**ASSIGNED TASK:** What you return must be every line below that includes the word "term".

*** Opening DATA FOR THIS TASK ***

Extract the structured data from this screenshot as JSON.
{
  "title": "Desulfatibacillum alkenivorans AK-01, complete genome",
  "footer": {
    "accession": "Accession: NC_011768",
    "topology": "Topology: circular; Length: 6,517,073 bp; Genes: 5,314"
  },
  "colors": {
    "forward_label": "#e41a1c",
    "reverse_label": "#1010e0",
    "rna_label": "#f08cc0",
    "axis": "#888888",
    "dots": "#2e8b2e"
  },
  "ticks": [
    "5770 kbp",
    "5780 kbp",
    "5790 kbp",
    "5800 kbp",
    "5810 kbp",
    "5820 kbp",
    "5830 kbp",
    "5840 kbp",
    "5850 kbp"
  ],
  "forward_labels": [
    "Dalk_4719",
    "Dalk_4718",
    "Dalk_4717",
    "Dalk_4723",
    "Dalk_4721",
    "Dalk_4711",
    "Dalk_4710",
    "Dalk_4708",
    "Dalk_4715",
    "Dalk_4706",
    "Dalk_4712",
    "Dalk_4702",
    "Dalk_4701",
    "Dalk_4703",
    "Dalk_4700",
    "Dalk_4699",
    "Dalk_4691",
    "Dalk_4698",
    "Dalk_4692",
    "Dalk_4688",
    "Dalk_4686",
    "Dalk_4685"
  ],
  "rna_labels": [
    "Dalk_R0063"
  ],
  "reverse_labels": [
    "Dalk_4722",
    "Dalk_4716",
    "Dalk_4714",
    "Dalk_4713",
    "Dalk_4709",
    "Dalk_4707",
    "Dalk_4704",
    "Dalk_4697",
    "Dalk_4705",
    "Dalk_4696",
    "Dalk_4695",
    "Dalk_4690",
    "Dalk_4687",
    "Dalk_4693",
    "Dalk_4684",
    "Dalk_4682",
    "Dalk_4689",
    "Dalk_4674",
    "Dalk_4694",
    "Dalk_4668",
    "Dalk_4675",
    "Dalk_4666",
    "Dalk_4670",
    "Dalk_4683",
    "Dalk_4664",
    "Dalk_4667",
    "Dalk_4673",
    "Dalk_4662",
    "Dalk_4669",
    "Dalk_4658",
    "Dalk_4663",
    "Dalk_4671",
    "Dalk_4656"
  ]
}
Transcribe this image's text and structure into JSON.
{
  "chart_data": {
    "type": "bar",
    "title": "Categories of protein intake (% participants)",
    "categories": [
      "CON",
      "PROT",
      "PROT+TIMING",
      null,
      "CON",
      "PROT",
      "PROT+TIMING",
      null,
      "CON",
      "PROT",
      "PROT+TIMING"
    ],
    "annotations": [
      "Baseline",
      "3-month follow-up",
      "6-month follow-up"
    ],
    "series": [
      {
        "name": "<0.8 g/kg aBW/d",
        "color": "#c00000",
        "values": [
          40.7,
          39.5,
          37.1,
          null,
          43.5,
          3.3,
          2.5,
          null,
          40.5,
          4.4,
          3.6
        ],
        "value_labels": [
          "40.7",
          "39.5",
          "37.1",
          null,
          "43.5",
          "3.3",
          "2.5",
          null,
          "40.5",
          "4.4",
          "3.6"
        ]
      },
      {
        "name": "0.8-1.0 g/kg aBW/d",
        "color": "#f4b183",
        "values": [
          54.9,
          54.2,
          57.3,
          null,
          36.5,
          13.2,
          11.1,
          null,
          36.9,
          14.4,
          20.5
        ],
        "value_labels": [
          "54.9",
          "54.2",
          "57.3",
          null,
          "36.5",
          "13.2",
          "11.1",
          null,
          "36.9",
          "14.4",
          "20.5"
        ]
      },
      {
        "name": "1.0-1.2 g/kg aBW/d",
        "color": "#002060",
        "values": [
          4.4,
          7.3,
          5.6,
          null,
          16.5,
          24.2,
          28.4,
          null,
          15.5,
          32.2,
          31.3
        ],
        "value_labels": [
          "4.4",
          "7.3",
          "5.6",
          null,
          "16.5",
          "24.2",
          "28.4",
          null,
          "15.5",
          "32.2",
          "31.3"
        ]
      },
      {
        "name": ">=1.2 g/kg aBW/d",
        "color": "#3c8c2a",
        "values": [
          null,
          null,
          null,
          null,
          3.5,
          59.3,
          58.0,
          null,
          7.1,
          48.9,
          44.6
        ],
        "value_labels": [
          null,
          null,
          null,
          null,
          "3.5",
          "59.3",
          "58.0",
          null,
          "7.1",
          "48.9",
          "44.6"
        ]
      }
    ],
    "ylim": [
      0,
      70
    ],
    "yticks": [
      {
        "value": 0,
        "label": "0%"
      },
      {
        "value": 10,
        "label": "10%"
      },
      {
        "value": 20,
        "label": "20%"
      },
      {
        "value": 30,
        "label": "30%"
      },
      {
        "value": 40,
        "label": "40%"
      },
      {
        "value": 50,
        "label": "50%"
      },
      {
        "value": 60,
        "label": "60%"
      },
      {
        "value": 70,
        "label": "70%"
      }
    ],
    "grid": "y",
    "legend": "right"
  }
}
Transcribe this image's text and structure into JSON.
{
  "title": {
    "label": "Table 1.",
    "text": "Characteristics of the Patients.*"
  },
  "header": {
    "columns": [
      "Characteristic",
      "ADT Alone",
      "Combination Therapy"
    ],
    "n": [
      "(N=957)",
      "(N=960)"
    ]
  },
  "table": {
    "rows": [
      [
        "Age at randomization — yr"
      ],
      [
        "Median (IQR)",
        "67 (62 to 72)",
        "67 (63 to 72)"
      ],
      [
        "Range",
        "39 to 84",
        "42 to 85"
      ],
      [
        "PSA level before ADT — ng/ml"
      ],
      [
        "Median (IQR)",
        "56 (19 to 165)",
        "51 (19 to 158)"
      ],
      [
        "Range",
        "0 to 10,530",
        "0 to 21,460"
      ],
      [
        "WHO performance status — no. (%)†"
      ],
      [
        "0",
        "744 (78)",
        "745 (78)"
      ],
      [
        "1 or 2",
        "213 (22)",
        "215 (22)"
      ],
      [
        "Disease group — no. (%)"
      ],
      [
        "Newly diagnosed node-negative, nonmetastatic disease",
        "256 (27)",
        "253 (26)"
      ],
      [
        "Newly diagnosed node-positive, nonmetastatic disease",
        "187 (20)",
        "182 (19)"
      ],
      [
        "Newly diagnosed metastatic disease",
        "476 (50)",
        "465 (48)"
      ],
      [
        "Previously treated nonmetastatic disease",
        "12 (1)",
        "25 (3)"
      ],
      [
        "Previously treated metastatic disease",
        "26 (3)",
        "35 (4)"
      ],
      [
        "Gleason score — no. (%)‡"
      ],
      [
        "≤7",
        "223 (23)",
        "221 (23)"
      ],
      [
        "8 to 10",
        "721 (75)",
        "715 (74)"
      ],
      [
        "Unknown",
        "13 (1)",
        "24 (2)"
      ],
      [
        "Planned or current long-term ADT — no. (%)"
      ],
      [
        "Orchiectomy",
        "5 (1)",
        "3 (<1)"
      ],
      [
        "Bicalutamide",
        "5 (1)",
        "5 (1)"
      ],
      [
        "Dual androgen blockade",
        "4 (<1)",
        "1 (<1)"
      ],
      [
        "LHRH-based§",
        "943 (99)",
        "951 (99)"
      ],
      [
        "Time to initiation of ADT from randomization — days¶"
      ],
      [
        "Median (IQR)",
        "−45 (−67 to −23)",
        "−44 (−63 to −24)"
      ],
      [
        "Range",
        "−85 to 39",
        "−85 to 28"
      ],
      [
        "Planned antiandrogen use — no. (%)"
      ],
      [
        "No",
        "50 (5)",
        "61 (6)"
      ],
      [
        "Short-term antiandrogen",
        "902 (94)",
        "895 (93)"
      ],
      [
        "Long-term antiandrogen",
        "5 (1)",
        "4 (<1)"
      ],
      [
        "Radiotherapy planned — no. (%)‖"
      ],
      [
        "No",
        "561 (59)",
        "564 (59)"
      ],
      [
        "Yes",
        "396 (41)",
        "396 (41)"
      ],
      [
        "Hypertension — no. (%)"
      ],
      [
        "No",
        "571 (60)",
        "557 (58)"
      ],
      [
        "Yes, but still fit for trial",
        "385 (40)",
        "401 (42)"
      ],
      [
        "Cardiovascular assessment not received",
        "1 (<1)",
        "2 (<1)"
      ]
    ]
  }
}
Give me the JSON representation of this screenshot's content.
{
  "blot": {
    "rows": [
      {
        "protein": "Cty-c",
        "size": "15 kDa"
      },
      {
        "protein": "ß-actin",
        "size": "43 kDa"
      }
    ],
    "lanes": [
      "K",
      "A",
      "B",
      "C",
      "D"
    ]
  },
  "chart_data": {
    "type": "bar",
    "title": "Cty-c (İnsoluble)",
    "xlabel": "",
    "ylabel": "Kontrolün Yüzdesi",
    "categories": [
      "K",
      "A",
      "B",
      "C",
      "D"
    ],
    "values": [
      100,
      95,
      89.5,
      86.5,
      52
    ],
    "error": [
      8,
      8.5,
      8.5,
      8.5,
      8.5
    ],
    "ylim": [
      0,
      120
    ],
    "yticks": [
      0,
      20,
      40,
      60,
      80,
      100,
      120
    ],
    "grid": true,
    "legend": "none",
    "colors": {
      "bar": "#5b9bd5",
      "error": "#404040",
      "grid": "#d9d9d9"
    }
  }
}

*** Closing DATA FOR THIS TASK ***

**EXERCISE RESPONSE:**
        "Planned or current long-term ADT — no. (%)"
        "Short-term antiandrogen",
        "Long-term antiandrogen",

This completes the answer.